======== Material shown

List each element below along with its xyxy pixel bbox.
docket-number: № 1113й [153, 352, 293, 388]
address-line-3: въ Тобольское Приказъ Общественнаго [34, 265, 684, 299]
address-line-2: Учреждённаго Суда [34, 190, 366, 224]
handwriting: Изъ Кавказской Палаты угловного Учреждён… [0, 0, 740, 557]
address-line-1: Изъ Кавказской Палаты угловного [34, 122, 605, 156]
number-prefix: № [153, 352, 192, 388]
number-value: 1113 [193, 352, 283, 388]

================

- _Exercise task_
Output every line of the items above again, unchanged and in the same order.

- _Correct answer_
List each element below along with its xyxy pixel bbox.
docket-number: № 1113й [153, 352, 293, 388]
address-line-3: въ Тобольское Приказъ Общественнаго [34, 265, 684, 299]
address-line-2: Учреждённаго Суда [34, 190, 366, 224]
handwriting: Изъ Кавказской Палаты угловного Учреждён… [0, 0, 740, 557]
address-line-1: Изъ Кавказской Палаты угловного [34, 122, 605, 156]
number-prefix: № [153, 352, 192, 388]
number-value: 1113 [193, 352, 283, 388]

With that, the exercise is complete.